**Goal of the exercise:** Copy the lines below word for word, omitting the pictures.

# START OF Records for processing

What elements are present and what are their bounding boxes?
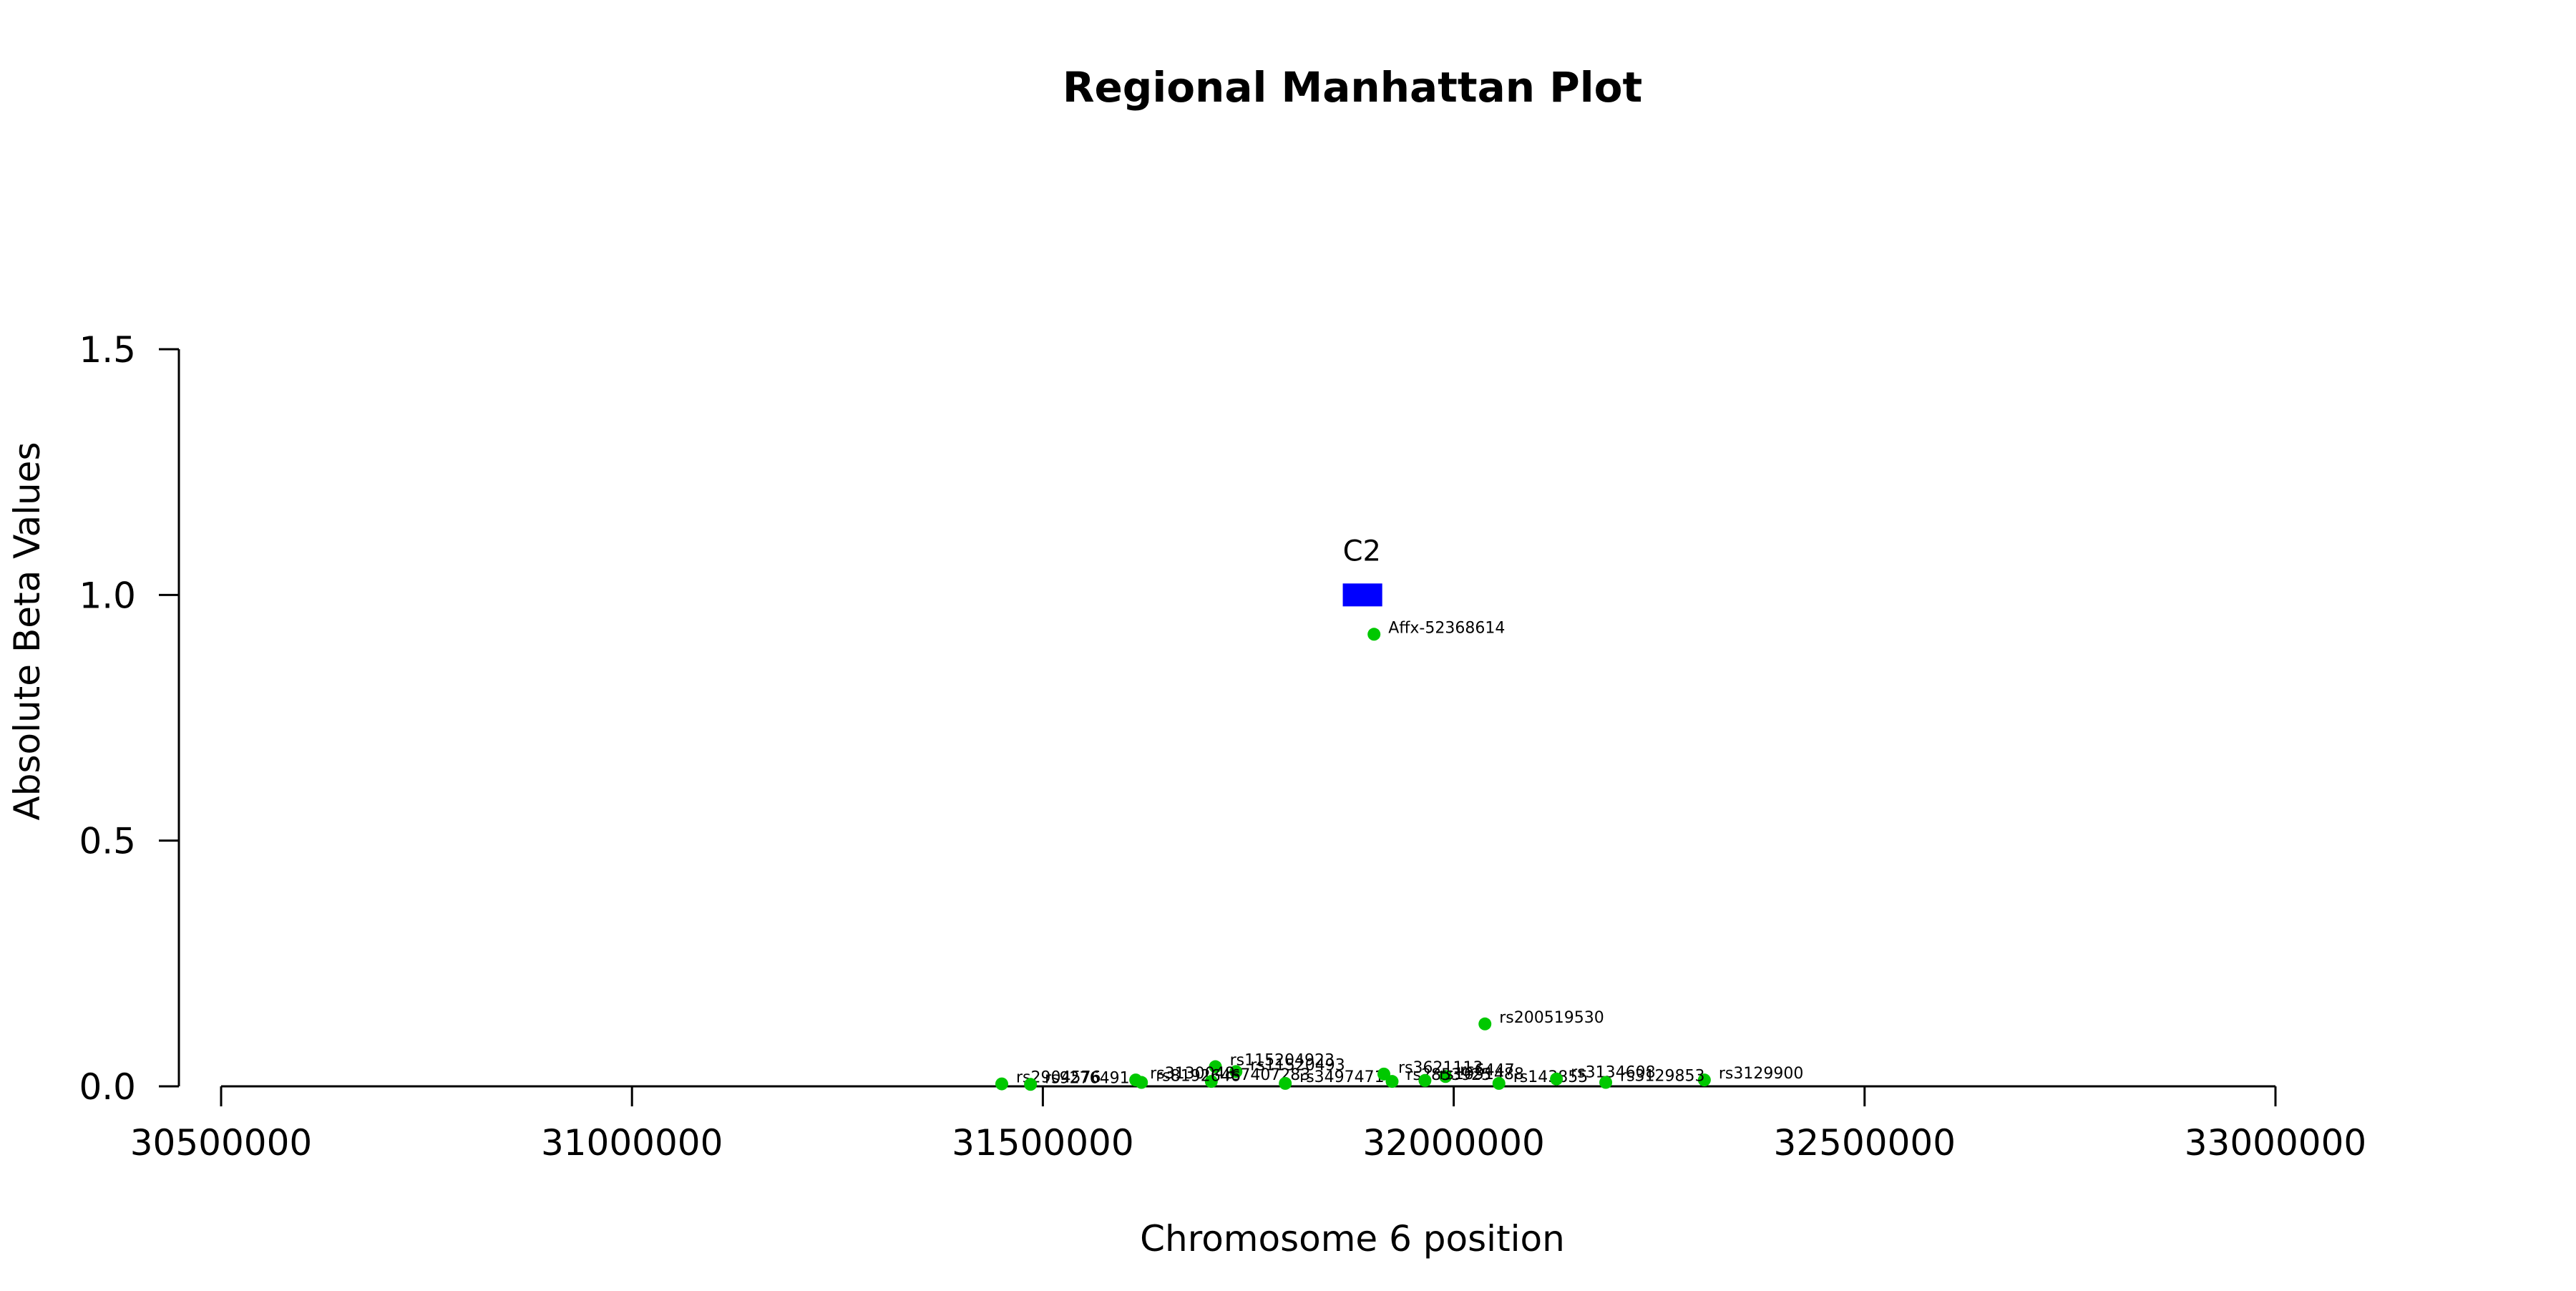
x-tick-label: 33000000: [2185, 1122, 2367, 1164]
snp-point: [1550, 1072, 1563, 1086]
snp-label: rs3129900: [1719, 1065, 1804, 1083]
snp-label: rs8192646: [1156, 1068, 1241, 1086]
snp-point: [1209, 1060, 1222, 1073]
snp-point: [1385, 1075, 1399, 1088]
y-tick-label: 1.5: [79, 329, 136, 371]
snp-point: [1229, 1065, 1243, 1078]
y-tick-label: 0.0: [79, 1066, 136, 1108]
snp-point: [1377, 1067, 1390, 1081]
x-tick-label: 30500000: [130, 1122, 313, 1164]
snp-point: [1135, 1076, 1148, 1089]
snp-label: rs9276491: [1045, 1069, 1130, 1087]
snp-label: rs200519530: [1499, 1009, 1604, 1027]
snp-label: rs7407283: [1226, 1066, 1311, 1084]
snp-point: [1279, 1076, 1292, 1090]
gene-track: C2: [1342, 535, 1382, 607]
snp-point: [1024, 1078, 1038, 1091]
x-tick-label: 32000000: [1362, 1122, 1545, 1164]
snp-label: rs3130048: [1150, 1065, 1235, 1083]
snp-point: [1418, 1073, 1432, 1087]
snp-point: [1439, 1070, 1453, 1083]
snp-point: [1492, 1076, 1506, 1090]
snp-point: [1367, 628, 1381, 641]
snp-label: rs115204923: [1230, 1052, 1335, 1070]
x-axis-label: Chromosome 6 position: [1140, 1218, 1565, 1260]
snp-point: [1204, 1075, 1218, 1088]
snp-point: [1478, 1017, 1492, 1031]
gene-label: C2: [1343, 535, 1381, 567]
chart-title: Regional Manhattan Plot: [1063, 63, 1642, 112]
snp-label: rs1051488: [1439, 1066, 1524, 1083]
axes: 30500000 31000000 31500000 32000000 32500000…: [79, 329, 2366, 1164]
snp-label: rs3497471: [1299, 1068, 1385, 1086]
y-tick-label: 1.0: [79, 575, 136, 616]
snp-point: [1697, 1073, 1711, 1087]
gene-bar: [1342, 583, 1382, 607]
y-tick-label: 0.5: [79, 821, 136, 862]
snp-label: Affx-52368614: [1388, 619, 1505, 637]
data-points: Affx-52368614 rs200519530 rs3129900 rs11520…: [995, 619, 1803, 1091]
snp-label: rs3134608: [1571, 1064, 1656, 1082]
snp-point: [1599, 1076, 1613, 1089]
x-tick-label: 31500000: [952, 1122, 1134, 1164]
snp-label: rs11520493: [1250, 1056, 1345, 1074]
snp-label: rs3129853: [1620, 1068, 1705, 1086]
x-tick-label: 31000000: [541, 1122, 723, 1164]
snp-point: [995, 1077, 1008, 1091]
snp-label: rs6447: [1460, 1061, 1515, 1079]
y-axis-label: Absolute Beta Values: [6, 442, 48, 821]
x-tick-label: 32500000: [1774, 1122, 1956, 1164]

# END OF Records for processing

**Task solution:**
What elements are present and what are their bounding boxes?
x-tick-label: 33000000: [2185, 1122, 2367, 1164]
snp-point: [1550, 1072, 1563, 1086]
snp-label: rs3129900: [1719, 1065, 1804, 1083]
snp-label: rs8192646: [1156, 1068, 1241, 1086]
snp-point: [1209, 1060, 1222, 1073]
snp-point: [1385, 1075, 1399, 1088]
y-tick-label: 1.5: [79, 329, 136, 371]
snp-point: [1229, 1065, 1243, 1078]
y-tick-label: 0.0: [79, 1066, 136, 1108]
snp-point: [1377, 1067, 1390, 1081]
x-tick-label: 30500000: [130, 1122, 313, 1164]
snp-point: [1135, 1076, 1148, 1089]
snp-label: rs9276491: [1045, 1069, 1130, 1087]
snp-label: rs200519530: [1499, 1009, 1604, 1027]
snp-label: rs7407283: [1226, 1066, 1311, 1084]
snp-point: [1279, 1076, 1292, 1090]
gene-track: C2: [1342, 535, 1382, 607]
snp-point: [1024, 1078, 1038, 1091]
x-tick-label: 32000000: [1362, 1122, 1545, 1164]
snp-label: rs3130048: [1150, 1065, 1235, 1083]
snp-point: [1418, 1073, 1432, 1087]
snp-point: [1439, 1070, 1453, 1083]
snp-point: [1492, 1076, 1506, 1090]
snp-point: [1367, 628, 1381, 641]
snp-label: rs115204923: [1230, 1052, 1335, 1070]
x-axis-label: Chromosome 6 position: [1140, 1218, 1565, 1260]
snp-point: [1204, 1075, 1218, 1088]
snp-point: [1478, 1017, 1492, 1031]
gene-label: C2: [1343, 535, 1381, 567]
chart-title: Regional Manhattan Plot: [1063, 63, 1642, 112]
snp-label: rs1051488: [1439, 1066, 1524, 1083]
axes: 30500000 31000000 31500000 32000000 32500000…: [79, 329, 2366, 1164]
snp-label: rs3497471: [1299, 1068, 1385, 1086]
y-tick-label: 1.0: [79, 575, 136, 616]
snp-point: [1697, 1073, 1711, 1087]
gene-bar: [1342, 583, 1382, 607]
y-tick-label: 0.5: [79, 821, 136, 862]
snp-label: Affx-52368614: [1388, 619, 1505, 637]
data-points: Affx-52368614 rs200519530 rs3129900 rs11520…: [995, 619, 1803, 1091]
snp-label: rs3134608: [1571, 1064, 1656, 1082]
snp-point: [1599, 1076, 1613, 1089]
x-tick-label: 31500000: [952, 1122, 1134, 1164]
snp-label: rs11520493: [1250, 1056, 1345, 1074]
snp-label: rs3129853: [1620, 1068, 1705, 1086]
x-tick-label: 31000000: [541, 1122, 723, 1164]
snp-point: [995, 1077, 1008, 1091]
snp-label: rs6447: [1460, 1061, 1515, 1079]
y-axis-label: Absolute Beta Values: [6, 442, 48, 821]
x-tick-label: 32500000: [1774, 1122, 1956, 1164]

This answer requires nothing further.